_TASK_
Omit the images. Copy each entry word for word.

_RECORDS SUPPLIED_
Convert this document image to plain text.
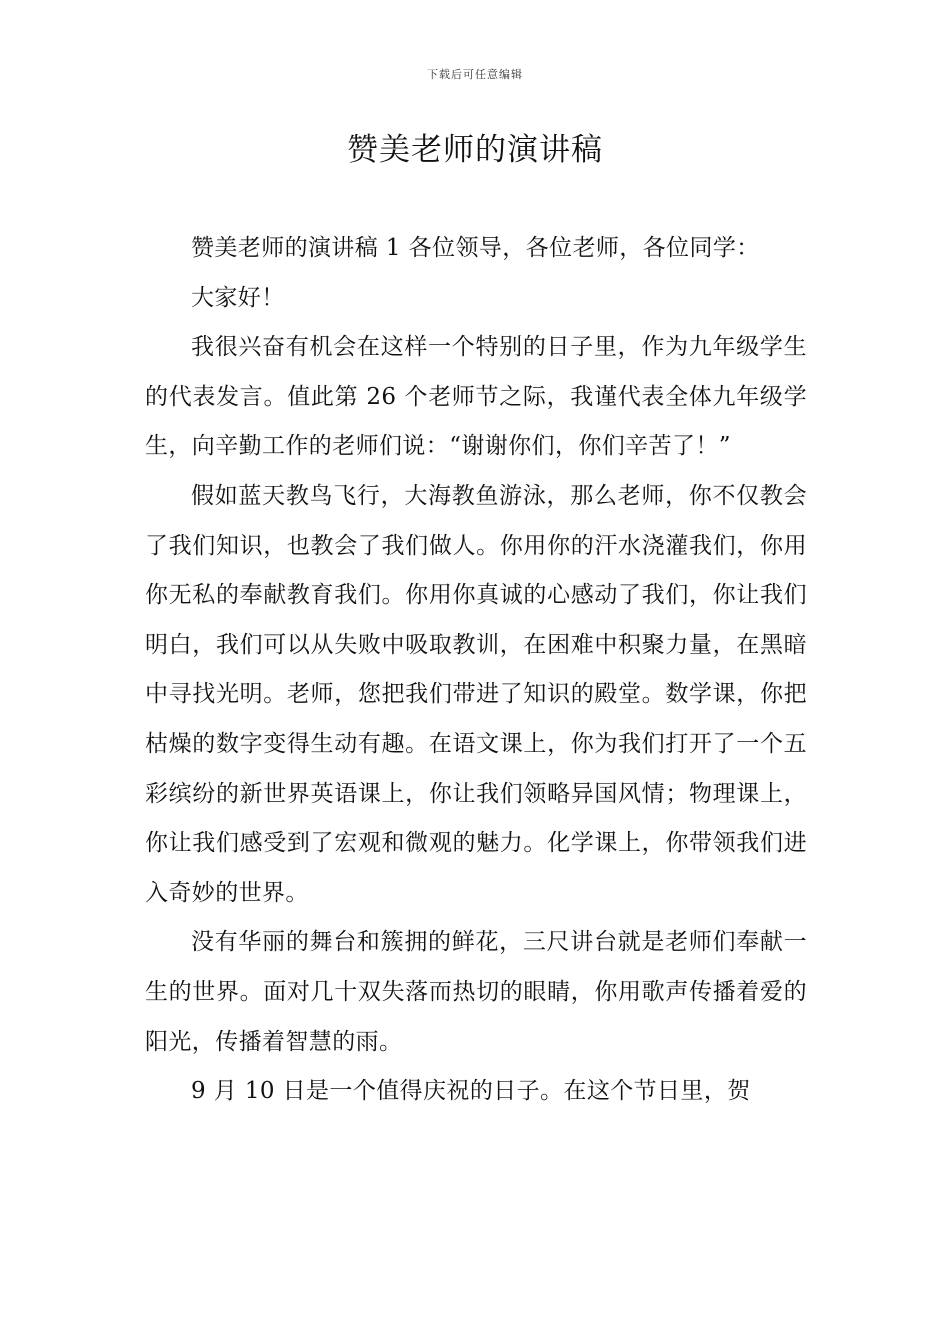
下载后可任意编辑
赞美老师的演讲稿

赞美老师的演讲稿 1 各位领导，各位老师，各位同学：

大家好！

我很兴奋有机会在这样一个特别的日子里，作为九年级学生的代表发言。值此第 26 个老师节之际，我谨代表全体九年级学生，向辛勤工作的老师们说：“谢谢你们，你们辛苦了！”

假如蓝天教鸟飞行，大海教鱼游泳，那么老师，你不仅教会了我们知识，也教会了我们做人。你用你的汗水浇灌我们，你用你无私的奉献教育我们。你用你真诚的心感动了我们，你让我们明白，我们可以从失败中吸取教训，在困难中积聚力量，在黑暗中寻找光明。老师，您把我们带进了知识的殿堂。数学课，你把枯燥的数字变得生动有趣。在语文课上，你为我们打开了一个五彩缤纷的新世界英语课上，你让我们领略异国风情；物理课上，你让我们感受到了宏观和微观的魅力。化学课上，你带领我们进入奇妙的世界。

没有华丽的舞台和簇拥的鲜花，三尺讲台就是老师们奉献一生的世界。面对几十双失落而热切的眼睛，你用歌声传播着爱的阳光，传播着智慧的雨。

9 月 10 日是一个值得庆祝的日子。在这个节日里，贺
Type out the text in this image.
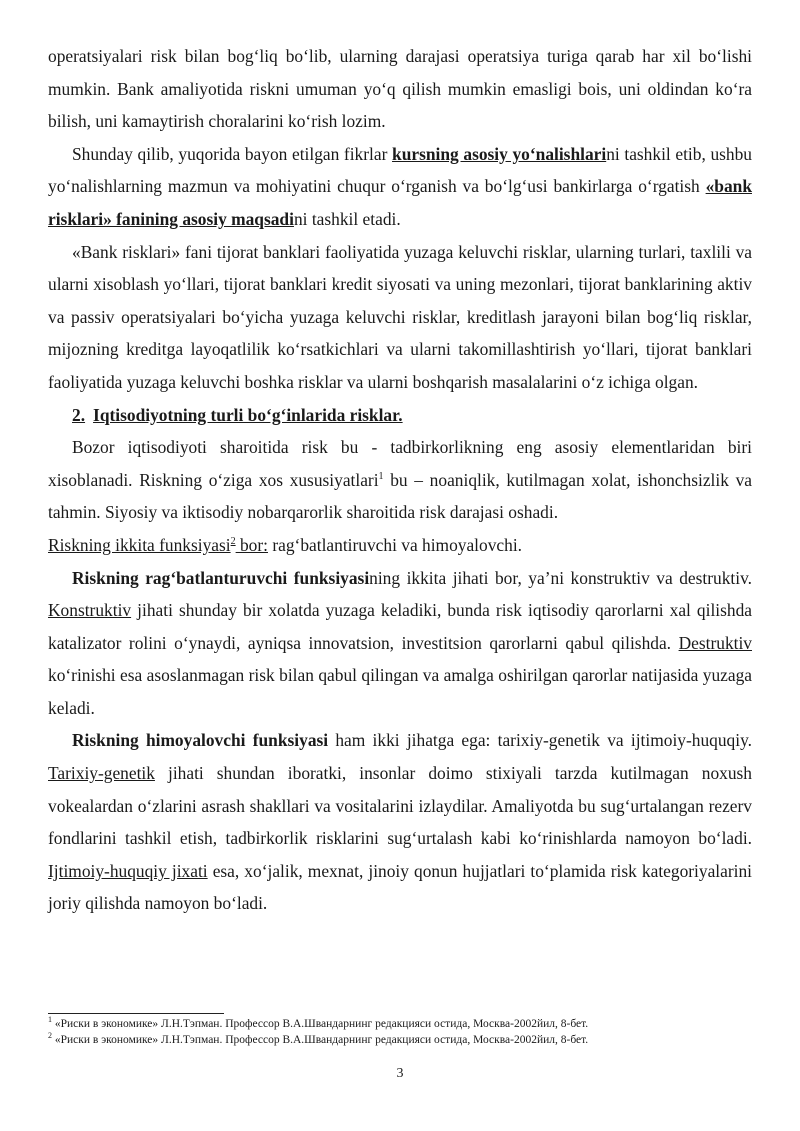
operatsiyalari risk bilan bog‘liq bo‘lib, ularning darajasi operatsiya turiga qarab har xil bo‘lishi mumkin. Bank amaliyotida riskni umuman yo‘q qilish mumkin emasligi bois, uni oldindan ko‘ra bilish, uni kamaytirish choralarini ko‘rish lozim.

Shunday qilib, yuqorida bayon etilgan fikrlar kursning asosiy yo‘nalishlarini tashkil etib, ushbu yo‘nalishlarning mazmun va mohiyatini chuqur o‘rganish va bo‘lg‘usi bankirlarga o‘rgatish «bank risklari» fanining asosiy maqsadini tashkil etadi.

«Bank risklari» fani tijorat banklari faoliyatida yuzaga keluvchi risklar, ularning turlari, taxlili va ularni xisoblash yo‘llari, tijorat banklari kredit siyosati va uning mezonlari, tijorat banklarining aktiv va passiv operatsiyalari bo‘yicha yuzaga keluvchi risklar, kreditlash jarayoni bilan bog‘liq risklar, mijozning kreditga layoqatlilik ko‘rsatkichlari va ularni takomillashtirish yo‘llari, tijorat banklari faoliyatida yuzaga keluvchi boshka risklar va ularni boshqarish masalalarini o‘z ichiga olgan.

2. Iqtisodiyotning turli bo‘g‘inlarida risklar.

Bozor iqtisodiyoti sharoitida risk bu - tadbirkorlikning eng asosiy elementlaridan biri xisoblanadi. Riskning o‘ziga xos xususiyatlari$^1$ bu – noaniqlik, kutilmagan xolat, ishonchsizlik va tahmin. Siyosiy va iktisodiy nobarqarorlik sharoitida risk darajasi oshadi.

Riskning ikkita funksiyasi$^2$ bor: rag‘batlantiruvchi va himoyalovchi.

Riskning rag‘batlanturuvchi funksiyasining ikkita jihati bor, ya’ni konstruktiv va destruktiv. Konstruktiv jihati shunday bir xolatda yuzaga keladiki, bunda risk iqtisodiy qarorlarni xal qilishda katalizator rolini o‘ynaydi, ayniqsa innovatsion, investitsion qarorlarni qabul qilishda. Destruktiv ko‘rinishi esa asoslanmagan risk bilan qabul qilingan va amalga oshirilgan qarorlar natijasida yuzaga keladi.

Riskning himoyalovchi funksiyasi ham ikki jihatga ega: tarixiy-genetik va ijtimoiy-huquqiy. Tarixiy-genetik jihati shundan iboratki, insonlar doimo stixiyali tarzda kutilmagan noxush vokealardan o‘zlarini asrash shakllari va vositalarini izlaydilar. Amaliyotda bu sug‘urtalangan rezerv fondlarini tashkil etish, tadbirkorlik risklarini sug‘urtalash kabi ko‘rinishlarda namoyon bo‘ladi. Ijtimoiy-huquqiy jixati esa, xo‘jalik, mexnat, jinoiy qonun hujjatlari to‘plamida risk kategoriyalarini joriy qilishda namoyon bo‘ladi.

$^1$ «Риски в экономике» Л.Н.Тэпман. Профессор В.А.Швандарнинг редакцияси остида, Москва-2002йил, 8-бет.

$^2$ «Риски в экономике» Л.Н.Тэпман. Профессор В.А.Швандарнинг редакцияси остида, Москва-2002йил, 8-бет.

3
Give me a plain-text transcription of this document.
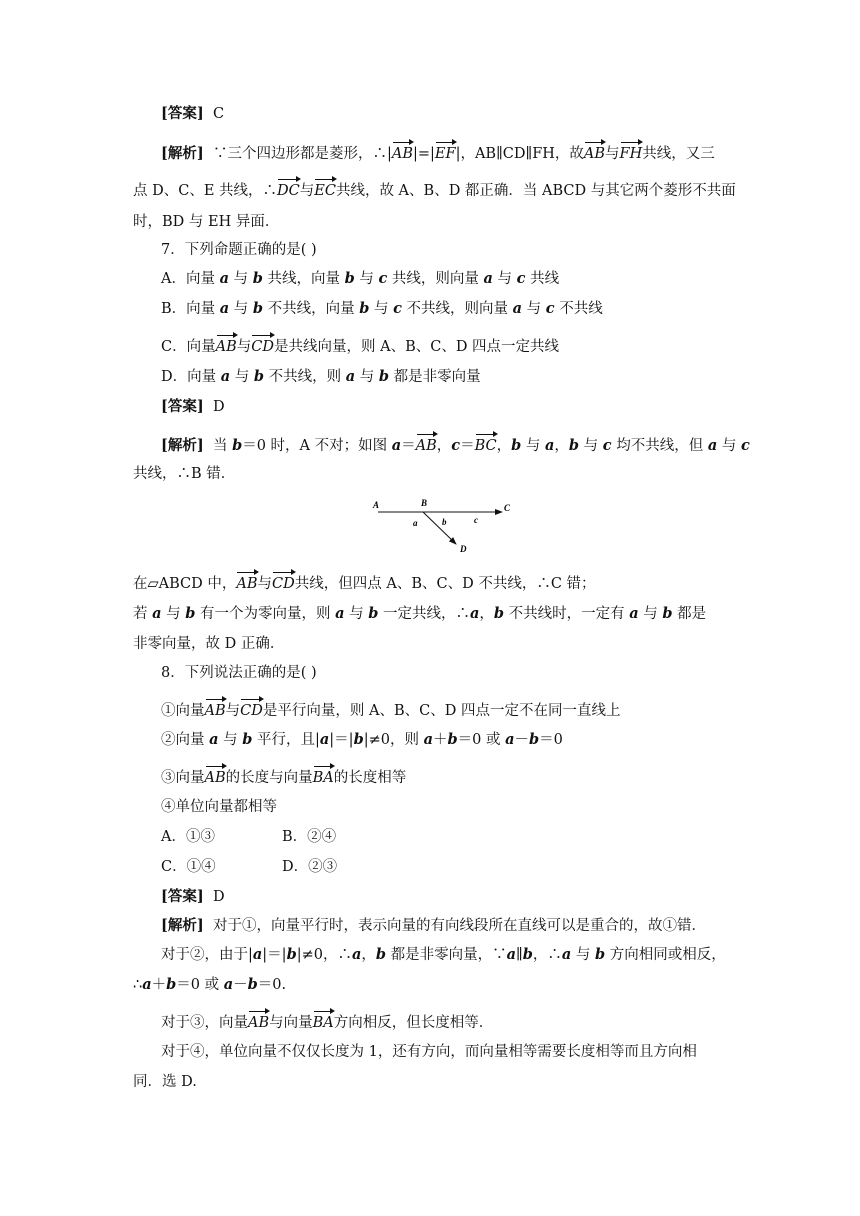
[答案] C
[解析] ∵三个四边形都是菱形，∴|AB|=|EF|，AB∥CD∥FH，故AB与FH共线，又三
点 D、C、E 共线，∴DC与EC共线，故 A、B、D 都正确．当 ABCD 与其它两个菱形不共面
时，BD 与 EH 异面．
7．下列命题正确的是( )
A．向量 a 与 b 共线，向量 b 与 c 共线，则向量 a 与 c 共线
B．向量 a 与 b 不共线，向量 b 与 c 不共线，则向量 a 与 c 不共线
C．向量AB与CD是共线向量，则 A、B、C、D 四点一定共线
D．向量 a 与 b 不共线，则 a 与 b 都是非零向量
[答案] D
[解析] 当 b＝0 时，A 不对；如图 a＝AB，c＝BC，b 与 a，b 与 c 均不共线，但 a 与 c
共线，∴B 错．
A	B	C
D
a	b	c
在▱ABCD 中，AB与CD共线，但四点 A、B、C、D 不共线，∴C 错；
若 a 与 b 有一个为零向量，则 a 与 b 一定共线，∴a，b 不共线时，一定有 a 与 b 都是
非零向量，故 D 正确．
8．下列说法正确的是( )
①向量AB与CD是平行向量，则 A、B、C、D 四点一定不在同一直线上
②向量 a 与 b 平行，且|a|＝|b|≠0，则 a＋b＝0 或 a－b＝0
③向量AB的长度与向量BA的长度相等
④单位向量都相等
A．①③	B．②④
C．①④	D．②③
[答案] D
[解析] 对于①，向量平行时，表示向量的有向线段所在直线可以是重合的，故①错．
对于②，由于|a|＝|b|≠0，∴a，b 都是非零向量，∵a∥b，∴a 与 b 方向相同或相反，
∴a＋b＝0 或 a－b＝0.
对于③，向量AB与向量BA方向相反，但长度相等．
对于④，单位向量不仅仅长度为 1，还有方向，而向量相等需要长度相等而且方向相
同．选 D.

_RESPONSE FOR THIS EXERCISE_
Convert this document image to plain text.
下载后可任意编辑
赞美老师的演讲稿

赞美老师的演讲稿 1 各位领导，各位老师，各位同学：

大家好！

我很兴奋有机会在这样一个特别的日子里，作为九年级学生的代表发言。值此第 26 个老师节之际，我谨代表全体九年级学生，向辛勤工作的老师们说：“谢谢你们，你们辛苦了！”

假如蓝天教鸟飞行，大海教鱼游泳，那么老师，你不仅教会了我们知识，也教会了我们做人。你用你的汗水浇灌我们，你用你无私的奉献教育我们。你用你真诚的心感动了我们，你让我们明白，我们可以从失败中吸取教训，在困难中积聚力量，在黑暗中寻找光明。老师，您把我们带进了知识的殿堂。数学课，你把枯燥的数字变得生动有趣。在语文课上，你为我们打开了一个五彩缤纷的新世界英语课上，你让我们领略异国风情；物理课上，你让我们感受到了宏观和微观的魅力。化学课上，你带领我们进入奇妙的世界。

没有华丽的舞台和簇拥的鲜花，三尺讲台就是老师们奉献一生的世界。面对几十双失落而热切的眼睛，你用歌声传播着爱的阳光，传播着智慧的雨。

9 月 10 日是一个值得庆祝的日子。在这个节日里，贺
Type out the text in this image.
operatsiyalari risk bilan bog‘liq bo‘lib, ularning darajasi operatsiya turiga qarab har xil bo‘lishi mumkin. Bank amaliyotida riskni umuman yo‘q qilish mumkin emasligi bois, uni oldindan ko‘ra bilish, uni kamaytirish choralarini ko‘rish lozim.

Shunday qilib, yuqorida bayon etilgan fikrlar kursning asosiy yo‘nalishlarini tashkil etib, ushbu yo‘nalishlarning mazmun va mohiyatini chuqur o‘rganish va bo‘lg‘usi bankirlarga o‘rgatish «bank risklari» fanining asosiy maqsadini tashkil etadi.

«Bank risklari» fani tijorat banklari faoliyatida yuzaga keluvchi risklar, ularning turlari, taxlili va ularni xisoblash yo‘llari, tijorat banklari kredit siyosati va uning mezonlari, tijorat banklarining aktiv va passiv operatsiyalari bo‘yicha yuzaga keluvchi risklar, kreditlash jarayoni bilan bog‘liq risklar, mijozning kreditga layoqatlilik ko‘rsatkichlari va ularni takomillashtirish yo‘llari, tijorat banklari faoliyatida yuzaga keluvchi boshka risklar va ularni boshqarish masalalarini o‘z ichiga olgan.

2. Iqtisodiyotning turli bo‘g‘inlarida risklar.

Bozor iqtisodiyoti sharoitida risk bu - tadbirkorlikning eng asosiy elementlaridan biri xisoblanadi. Riskning o‘ziga xos xususiyatlari$^1$ bu – noaniqlik, kutilmagan xolat, ishonchsizlik va tahmin. Siyosiy va iktisodiy nobarqarorlik sharoitida risk darajasi oshadi.

Riskning ikkita funksiyasi$^2$ bor: rag‘batlantiruvchi va himoyalovchi.

Riskning rag‘batlanturuvchi funksiyasining ikkita jihati bor, ya’ni konstruktiv va destruktiv. Konstruktiv jihati shunday bir xolatda yuzaga keladiki, bunda risk iqtisodiy qarorlarni xal qilishda katalizator rolini o‘ynaydi, ayniqsa innovatsion, investitsion qarorlarni qabul qilishda. Destruktiv ko‘rinishi esa asoslanmagan risk bilan qabul qilingan va amalga oshirilgan qarorlar natijasida yuzaga keladi.

Riskning himoyalovchi funksiyasi ham ikki jihatga ega: tarixiy-genetik va ijtimoiy-huquqiy. Tarixiy-genetik jihati shundan iboratki, insonlar doimo stixiyali tarzda kutilmagan noxush vokealardan o‘zlarini asrash shakllari va vositalarini izlaydilar. Amaliyotda bu sug‘urtalangan rezerv fondlarini tashkil etish, tadbirkorlik risklarini sug‘urtalash kabi ko‘rinishlarda namoyon bo‘ladi. Ijtimoiy-huquqiy jixati esa, xo‘jalik, mexnat, jinoiy qonun hujjatlari to‘plamida risk kategoriyalarini joriy qilishda namoyon bo‘ladi.

$^1$ «Риски в экономике» Л.Н.Тэпман. Профессор В.А.Швандарнинг редакцияси остида, Москва-2002йил, 8-бет.

$^2$ «Риски в экономике» Л.Н.Тэпман. Профессор В.А.Швандарнинг редакцияси остида, Москва-2002йил, 8-бет.

3
Give me a plain-text transcription of this document.
[答案] C
[解析] ∵三个四边形都是菱形，∴|AB|=|EF|，AB∥CD∥FH，故AB与FH共线，又三
点 D、C、E 共线，∴DC与EC共线，故 A、B、D 都正确．当 ABCD 与其它两个菱形不共面
时，BD 与 EH 异面．
7．下列命题正确的是( )
A．向量 a 与 b 共线，向量 b 与 c 共线，则向量 a 与 c 共线
B．向量 a 与 b 不共线，向量 b 与 c 不共线，则向量 a 与 c 不共线
C．向量AB与CD是共线向量，则 A、B、C、D 四点一定共线
D．向量 a 与 b 不共线，则 a 与 b 都是非零向量
[答案] D
[解析] 当 b＝0 时，A 不对；如图 a＝AB，c＝BC，b 与 a，b 与 c 均不共线，但 a 与 c
共线，∴B 错．
A	B	C
D
a	b	c
在▱ABCD 中，AB与CD共线，但四点 A、B、C、D 不共线，∴C 错；
若 a 与 b 有一个为零向量，则 a 与 b 一定共线，∴a，b 不共线时，一定有 a 与 b 都是
非零向量，故 D 正确．
8．下列说法正确的是( )
①向量AB与CD是平行向量，则 A、B、C、D 四点一定不在同一直线上
②向量 a 与 b 平行，且|a|＝|b|≠0，则 a＋b＝0 或 a－b＝0
③向量AB的长度与向量BA的长度相等
④单位向量都相等
A．①③	B．②④
C．①④	D．②③
[答案] D
[解析] 对于①，向量平行时，表示向量的有向线段所在直线可以是重合的，故①错．
对于②，由于|a|＝|b|≠0，∴a，b 都是非零向量，∵a∥b，∴a 与 b 方向相同或相反，
∴a＋b＝0 或 a－b＝0.
对于③，向量AB与向量BA方向相反，但长度相等．
对于④，单位向量不仅仅长度为 1，还有方向，而向量相等需要长度相等而且方向相
同．选 D.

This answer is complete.